Description of the task ▸ Reproduce every line of the following data verbatim, with no changes.

Data supplied ▸
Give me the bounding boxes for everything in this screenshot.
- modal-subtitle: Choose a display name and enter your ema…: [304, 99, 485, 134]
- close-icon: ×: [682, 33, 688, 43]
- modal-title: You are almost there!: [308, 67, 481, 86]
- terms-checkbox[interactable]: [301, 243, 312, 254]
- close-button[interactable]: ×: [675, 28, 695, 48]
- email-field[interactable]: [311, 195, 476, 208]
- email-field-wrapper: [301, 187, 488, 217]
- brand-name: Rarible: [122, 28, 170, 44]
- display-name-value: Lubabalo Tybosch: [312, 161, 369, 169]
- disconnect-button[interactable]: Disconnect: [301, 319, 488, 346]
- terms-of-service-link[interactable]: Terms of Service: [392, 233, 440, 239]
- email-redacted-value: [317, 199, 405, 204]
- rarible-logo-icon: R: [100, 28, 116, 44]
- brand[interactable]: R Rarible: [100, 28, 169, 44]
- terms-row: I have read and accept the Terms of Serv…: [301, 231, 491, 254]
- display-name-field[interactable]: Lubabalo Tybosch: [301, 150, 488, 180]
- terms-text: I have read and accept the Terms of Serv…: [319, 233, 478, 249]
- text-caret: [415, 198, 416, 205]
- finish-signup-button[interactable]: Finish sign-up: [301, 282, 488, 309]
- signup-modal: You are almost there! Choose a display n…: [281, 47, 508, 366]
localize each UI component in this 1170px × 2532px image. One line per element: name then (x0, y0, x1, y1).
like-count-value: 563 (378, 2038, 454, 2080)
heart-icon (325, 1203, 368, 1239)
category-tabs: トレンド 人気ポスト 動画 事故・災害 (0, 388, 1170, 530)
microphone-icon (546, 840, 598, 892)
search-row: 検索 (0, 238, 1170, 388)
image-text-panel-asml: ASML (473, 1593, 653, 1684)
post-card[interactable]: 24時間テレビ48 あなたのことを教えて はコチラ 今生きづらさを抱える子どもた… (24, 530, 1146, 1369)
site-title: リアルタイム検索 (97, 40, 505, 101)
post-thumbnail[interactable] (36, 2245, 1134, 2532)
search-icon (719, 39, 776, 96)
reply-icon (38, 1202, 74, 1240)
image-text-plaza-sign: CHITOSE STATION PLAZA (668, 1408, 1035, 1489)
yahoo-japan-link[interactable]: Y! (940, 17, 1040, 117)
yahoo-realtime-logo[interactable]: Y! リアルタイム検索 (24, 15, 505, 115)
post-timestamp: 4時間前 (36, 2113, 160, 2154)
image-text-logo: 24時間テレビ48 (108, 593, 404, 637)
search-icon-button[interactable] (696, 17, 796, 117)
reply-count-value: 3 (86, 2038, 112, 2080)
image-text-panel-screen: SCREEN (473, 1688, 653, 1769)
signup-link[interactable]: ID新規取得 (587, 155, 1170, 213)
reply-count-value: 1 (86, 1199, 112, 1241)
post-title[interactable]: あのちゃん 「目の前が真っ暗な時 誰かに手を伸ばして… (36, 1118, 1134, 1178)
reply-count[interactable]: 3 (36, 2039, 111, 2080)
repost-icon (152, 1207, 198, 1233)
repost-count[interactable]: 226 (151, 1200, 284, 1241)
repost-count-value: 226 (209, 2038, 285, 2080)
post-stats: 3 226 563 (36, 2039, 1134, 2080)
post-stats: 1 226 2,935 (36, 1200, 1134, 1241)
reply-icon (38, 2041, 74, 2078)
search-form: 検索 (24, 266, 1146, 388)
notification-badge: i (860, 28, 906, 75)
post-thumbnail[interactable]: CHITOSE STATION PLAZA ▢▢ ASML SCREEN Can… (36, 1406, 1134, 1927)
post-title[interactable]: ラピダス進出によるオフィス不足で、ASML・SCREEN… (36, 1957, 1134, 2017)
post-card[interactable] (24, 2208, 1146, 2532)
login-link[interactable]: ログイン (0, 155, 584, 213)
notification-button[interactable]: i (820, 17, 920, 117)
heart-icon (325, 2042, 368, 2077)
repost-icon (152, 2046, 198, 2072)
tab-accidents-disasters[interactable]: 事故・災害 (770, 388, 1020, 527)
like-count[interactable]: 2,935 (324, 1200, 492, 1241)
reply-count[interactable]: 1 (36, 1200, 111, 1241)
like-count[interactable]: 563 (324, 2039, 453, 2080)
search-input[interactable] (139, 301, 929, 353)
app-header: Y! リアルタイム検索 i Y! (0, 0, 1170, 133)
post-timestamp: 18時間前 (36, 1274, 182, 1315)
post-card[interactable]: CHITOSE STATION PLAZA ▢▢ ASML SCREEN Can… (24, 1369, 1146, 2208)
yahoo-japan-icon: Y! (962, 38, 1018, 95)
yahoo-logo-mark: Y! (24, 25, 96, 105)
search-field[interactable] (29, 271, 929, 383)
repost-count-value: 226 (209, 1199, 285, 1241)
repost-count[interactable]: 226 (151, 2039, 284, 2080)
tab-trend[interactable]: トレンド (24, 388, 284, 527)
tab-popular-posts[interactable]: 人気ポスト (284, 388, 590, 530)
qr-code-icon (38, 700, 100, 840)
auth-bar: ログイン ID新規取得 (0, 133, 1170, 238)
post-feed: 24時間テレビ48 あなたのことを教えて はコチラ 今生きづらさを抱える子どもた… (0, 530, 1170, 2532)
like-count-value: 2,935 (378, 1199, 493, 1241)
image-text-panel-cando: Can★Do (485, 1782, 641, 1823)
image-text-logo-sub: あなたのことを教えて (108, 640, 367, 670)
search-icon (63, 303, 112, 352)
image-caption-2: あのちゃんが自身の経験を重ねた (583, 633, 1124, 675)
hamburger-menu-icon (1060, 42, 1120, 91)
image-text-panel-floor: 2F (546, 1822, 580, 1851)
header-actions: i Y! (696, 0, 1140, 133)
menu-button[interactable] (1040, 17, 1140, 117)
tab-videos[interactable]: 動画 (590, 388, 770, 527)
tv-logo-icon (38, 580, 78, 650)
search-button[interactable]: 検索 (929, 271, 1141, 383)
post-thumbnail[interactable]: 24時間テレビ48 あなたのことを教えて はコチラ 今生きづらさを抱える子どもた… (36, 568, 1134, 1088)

Correct response ▸
Give me the bounding boxes for everything in this screenshot.
- modal-subtitle: Choose a display name and enter your ema…: [304, 99, 485, 134]
- close-icon: ×: [682, 33, 688, 43]
- modal-title: You are almost there!: [308, 67, 481, 86]
- terms-checkbox[interactable]: [301, 243, 312, 254]
- close-button[interactable]: ×: [675, 28, 695, 48]
- email-field[interactable]: [311, 195, 476, 208]
- email-field-wrapper: [301, 187, 488, 217]
- brand-name: Rarible: [122, 28, 170, 44]
- display-name-value: Lubabalo Tybosch: [312, 161, 369, 169]
- disconnect-button[interactable]: Disconnect: [301, 319, 488, 346]
- terms-of-service-link[interactable]: Terms of Service: [392, 233, 440, 239]
- email-redacted-value: [317, 199, 405, 204]
- rarible-logo-icon: R: [100, 28, 116, 44]
- brand[interactable]: R Rarible: [100, 28, 169, 44]
- terms-row: I have read and accept the Terms of Serv…: [301, 231, 491, 254]
- display-name-field[interactable]: Lubabalo Tybosch: [301, 150, 488, 180]
- terms-text: I have read and accept the Terms of Serv…: [319, 233, 478, 249]
- text-caret: [415, 198, 416, 205]
- finish-signup-button[interactable]: Finish sign-up: [301, 282, 488, 309]
- signup-modal: You are almost there! Choose a display n…: [281, 47, 508, 366]
localize each UI component in this 1170px × 2532px image. One line per element: name then (x0, y0, x1, y1).
like-count-value: 563 (378, 2038, 454, 2080)
heart-icon (325, 1203, 368, 1239)
category-tabs: トレンド 人気ポスト 動画 事故・災害 (0, 388, 1170, 530)
microphone-icon (546, 840, 598, 892)
search-row: 検索 (0, 238, 1170, 388)
image-text-panel-asml: ASML (473, 1593, 653, 1684)
post-card[interactable]: 24時間テレビ48 あなたのことを教えて はコチラ 今生きづらさを抱える子どもた… (24, 530, 1146, 1369)
site-title: リアルタイム検索 (97, 40, 505, 101)
post-thumbnail[interactable] (36, 2245, 1134, 2532)
search-icon (719, 39, 776, 96)
reply-icon (38, 1202, 74, 1240)
image-text-plaza-sign: CHITOSE STATION PLAZA (668, 1408, 1035, 1489)
yahoo-japan-link[interactable]: Y! (940, 17, 1040, 117)
yahoo-realtime-logo[interactable]: Y! リアルタイム検索 (24, 15, 505, 115)
post-timestamp: 4時間前 (36, 2113, 160, 2154)
image-text-logo: 24時間テレビ48 (108, 593, 404, 637)
search-icon-button[interactable] (696, 17, 796, 117)
reply-count-value: 3 (86, 2038, 112, 2080)
image-text-panel-screen: SCREEN (473, 1688, 653, 1769)
signup-link[interactable]: ID新規取得 (587, 155, 1170, 213)
reply-count-value: 1 (86, 1199, 112, 1241)
post-title[interactable]: あのちゃん 「目の前が真っ暗な時 誰かに手を伸ばして… (36, 1118, 1134, 1178)
reply-count[interactable]: 3 (36, 2039, 111, 2080)
repost-icon (152, 1207, 198, 1233)
repost-count[interactable]: 226 (151, 1200, 284, 1241)
repost-count-value: 226 (209, 2038, 285, 2080)
post-stats: 3 226 563 (36, 2039, 1134, 2080)
post-stats: 1 226 2,935 (36, 1200, 1134, 1241)
reply-icon (38, 2041, 74, 2078)
search-form: 検索 (24, 266, 1146, 388)
notification-badge: i (860, 28, 906, 75)
post-thumbnail[interactable]: CHITOSE STATION PLAZA ▢▢ ASML SCREEN Can… (36, 1406, 1134, 1927)
post-title[interactable]: ラピダス進出によるオフィス不足で、ASML・SCREEN… (36, 1957, 1134, 2017)
post-card[interactable] (24, 2208, 1146, 2532)
login-link[interactable]: ログイン (0, 155, 584, 213)
notification-button[interactable]: i (820, 17, 920, 117)
heart-icon (325, 2042, 368, 2077)
repost-icon (152, 2046, 198, 2072)
tab-accidents-disasters[interactable]: 事故・災害 (770, 388, 1020, 527)
like-count[interactable]: 2,935 (324, 1200, 492, 1241)
reply-count[interactable]: 1 (36, 1200, 111, 1241)
like-count[interactable]: 563 (324, 2039, 453, 2080)
search-input[interactable] (139, 301, 929, 353)
app-header: Y! リアルタイム検索 i Y! (0, 0, 1170, 133)
post-timestamp: 18時間前 (36, 1274, 182, 1315)
post-card[interactable]: CHITOSE STATION PLAZA ▢▢ ASML SCREEN Can… (24, 1369, 1146, 2208)
yahoo-japan-icon: Y! (962, 38, 1018, 95)
yahoo-logo-mark: Y! (24, 25, 96, 105)
search-field[interactable] (29, 271, 929, 383)
repost-count-value: 226 (209, 1199, 285, 1241)
repost-count[interactable]: 226 (151, 2039, 284, 2080)
tab-trend[interactable]: トレンド (24, 388, 284, 527)
tab-popular-posts[interactable]: 人気ポスト (284, 388, 590, 530)
qr-code-icon (38, 700, 100, 840)
auth-bar: ログイン ID新規取得 (0, 133, 1170, 238)
post-feed: 24時間テレビ48 あなたのことを教えて はコチラ 今生きづらさを抱える子どもた… (0, 530, 1170, 2532)
like-count-value: 2,935 (378, 1199, 493, 1241)
image-text-panel-cando: Can★Do (485, 1782, 641, 1823)
image-text-logo-sub: あなたのことを教えて (108, 640, 367, 670)
search-icon (63, 303, 112, 352)
image-caption-2: あのちゃんが自身の経験を重ねた (583, 633, 1124, 675)
hamburger-menu-icon (1060, 42, 1120, 91)
image-text-panel-floor: 2F (546, 1822, 580, 1851)
header-actions: i Y! (696, 0, 1140, 133)
menu-button[interactable] (1040, 17, 1140, 117)
tab-videos[interactable]: 動画 (590, 388, 770, 527)
tv-logo-icon (38, 580, 78, 650)
search-button[interactable]: 検索 (929, 271, 1141, 383)
post-thumbnail[interactable]: 24時間テレビ48 あなたのことを教えて はコチラ 今生きづらさを抱える子どもた… (36, 568, 1134, 1088)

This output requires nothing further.